Can you give all the records again without altering a single character?

▸ Records provided:
↓↓↓
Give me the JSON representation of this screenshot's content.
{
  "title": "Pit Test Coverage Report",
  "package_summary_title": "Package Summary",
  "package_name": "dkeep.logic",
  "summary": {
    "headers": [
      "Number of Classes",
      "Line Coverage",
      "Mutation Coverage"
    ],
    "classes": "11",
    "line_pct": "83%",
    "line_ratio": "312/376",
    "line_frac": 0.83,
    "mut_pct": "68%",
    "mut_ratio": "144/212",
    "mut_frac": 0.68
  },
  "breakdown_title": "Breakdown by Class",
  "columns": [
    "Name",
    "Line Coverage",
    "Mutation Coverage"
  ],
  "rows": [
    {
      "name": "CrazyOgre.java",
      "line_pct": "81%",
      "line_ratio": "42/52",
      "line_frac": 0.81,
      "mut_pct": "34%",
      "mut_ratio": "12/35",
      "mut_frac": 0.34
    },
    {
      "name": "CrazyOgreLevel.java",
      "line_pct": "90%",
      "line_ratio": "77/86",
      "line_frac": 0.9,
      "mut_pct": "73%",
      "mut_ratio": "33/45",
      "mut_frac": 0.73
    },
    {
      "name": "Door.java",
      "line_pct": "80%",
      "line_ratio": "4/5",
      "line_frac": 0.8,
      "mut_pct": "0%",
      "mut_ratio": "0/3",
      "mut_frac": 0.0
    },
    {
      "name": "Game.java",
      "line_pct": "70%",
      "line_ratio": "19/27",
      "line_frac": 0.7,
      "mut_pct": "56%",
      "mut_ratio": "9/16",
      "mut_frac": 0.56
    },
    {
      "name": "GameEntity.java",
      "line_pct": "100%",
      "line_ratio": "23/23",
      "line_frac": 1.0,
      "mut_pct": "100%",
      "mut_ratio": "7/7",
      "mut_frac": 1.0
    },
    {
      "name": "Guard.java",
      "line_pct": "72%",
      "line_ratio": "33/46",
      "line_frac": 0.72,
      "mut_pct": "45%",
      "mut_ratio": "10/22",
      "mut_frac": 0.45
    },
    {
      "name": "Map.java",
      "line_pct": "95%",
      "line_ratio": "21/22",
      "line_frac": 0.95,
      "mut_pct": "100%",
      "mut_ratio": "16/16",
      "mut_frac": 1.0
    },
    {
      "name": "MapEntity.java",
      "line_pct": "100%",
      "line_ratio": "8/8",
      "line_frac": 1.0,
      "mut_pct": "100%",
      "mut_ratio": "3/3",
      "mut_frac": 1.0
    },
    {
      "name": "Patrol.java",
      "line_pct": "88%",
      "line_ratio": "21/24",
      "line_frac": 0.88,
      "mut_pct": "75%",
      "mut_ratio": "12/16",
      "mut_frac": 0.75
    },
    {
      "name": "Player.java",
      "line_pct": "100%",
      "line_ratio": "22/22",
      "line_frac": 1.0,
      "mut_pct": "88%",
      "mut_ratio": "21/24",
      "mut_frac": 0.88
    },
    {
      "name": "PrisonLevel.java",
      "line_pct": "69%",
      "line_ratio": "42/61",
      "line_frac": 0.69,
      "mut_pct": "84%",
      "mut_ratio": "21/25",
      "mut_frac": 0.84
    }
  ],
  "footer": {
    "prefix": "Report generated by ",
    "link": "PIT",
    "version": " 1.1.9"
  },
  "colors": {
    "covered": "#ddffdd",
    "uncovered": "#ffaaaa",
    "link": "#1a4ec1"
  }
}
↑↑↑
▸ Expected output:
Give me the JSON representation of this screenshot's content.
{
  "title": "Pit Test Coverage Report",
  "package_summary_title": "Package Summary",
  "package_name": "dkeep.logic",
  "summary": {
    "headers": [
      "Number of Classes",
      "Line Coverage",
      "Mutation Coverage"
    ],
    "classes": "11",
    "line_pct": "83%",
    "line_ratio": "312/376",
    "line_frac": 0.83,
    "mut_pct": "68%",
    "mut_ratio": "144/212",
    "mut_frac": 0.68
  },
  "breakdown_title": "Breakdown by Class",
  "columns": [
    "Name",
    "Line Coverage",
    "Mutation Coverage"
  ],
  "rows": [
    {
      "name": "CrazyOgre.java",
      "line_pct": "81%",
      "line_ratio": "42/52",
      "line_frac": 0.81,
      "mut_pct": "34%",
      "mut_ratio": "12/35",
      "mut_frac": 0.34
    },
    {
      "name": "CrazyOgreLevel.java",
      "line_pct": "90%",
      "line_ratio": "77/86",
      "line_frac": 0.9,
      "mut_pct": "73%",
      "mut_ratio": "33/45",
      "mut_frac": 0.73
    },
    {
      "name": "Door.java",
      "line_pct": "80%",
      "line_ratio": "4/5",
      "line_frac": 0.8,
      "mut_pct": "0%",
      "mut_ratio": "0/3",
      "mut_frac": 0.0
    },
    {
      "name": "Game.java",
      "line_pct": "70%",
      "line_ratio": "19/27",
      "line_frac": 0.7,
      "mut_pct": "56%",
      "mut_ratio": "9/16",
      "mut_frac": 0.56
    },
    {
      "name": "GameEntity.java",
      "line_pct": "100%",
      "line_ratio": "23/23",
      "line_frac": 1.0,
      "mut_pct": "100%",
      "mut_ratio": "7/7",
      "mut_frac": 1.0
    },
    {
      "name": "Guard.java",
      "line_pct": "72%",
      "line_ratio": "33/46",
      "line_frac": 0.72,
      "mut_pct": "45%",
      "mut_ratio": "10/22",
      "mut_frac": 0.45
    },
    {
      "name": "Map.java",
      "line_pct": "95%",
      "line_ratio": "21/22",
      "line_frac": 0.95,
      "mut_pct": "100%",
      "mut_ratio": "16/16",
      "mut_frac": 1.0
    },
    {
      "name": "MapEntity.java",
      "line_pct": "100%",
      "line_ratio": "8/8",
      "line_frac": 1.0,
      "mut_pct": "100%",
      "mut_ratio": "3/3",
      "mut_frac": 1.0
    },
    {
      "name": "Patrol.java",
      "line_pct": "88%",
      "line_ratio": "21/24",
      "line_frac": 0.88,
      "mut_pct": "75%",
      "mut_ratio": "12/16",
      "mut_frac": 0.75
    },
    {
      "name": "Player.java",
      "line_pct": "100%",
      "line_ratio": "22/22",
      "line_frac": 1.0,
      "mut_pct": "88%",
      "mut_ratio": "21/24",
      "mut_frac": 0.88
    },
    {
      "name": "PrisonLevel.java",
      "line_pct": "69%",
      "line_ratio": "42/61",
      "line_frac": 0.69,
      "mut_pct": "84%",
      "mut_ratio": "21/25",
      "mut_frac": 0.84
    }
  ],
  "footer": {
    "prefix": "Report generated by ",
    "link": "PIT",
    "version": " 1.1.9"
  },
  "colors": {
    "covered": "#ddffdd",
    "uncovered": "#ffaaaa",
    "link": "#1a4ec1"
  }
}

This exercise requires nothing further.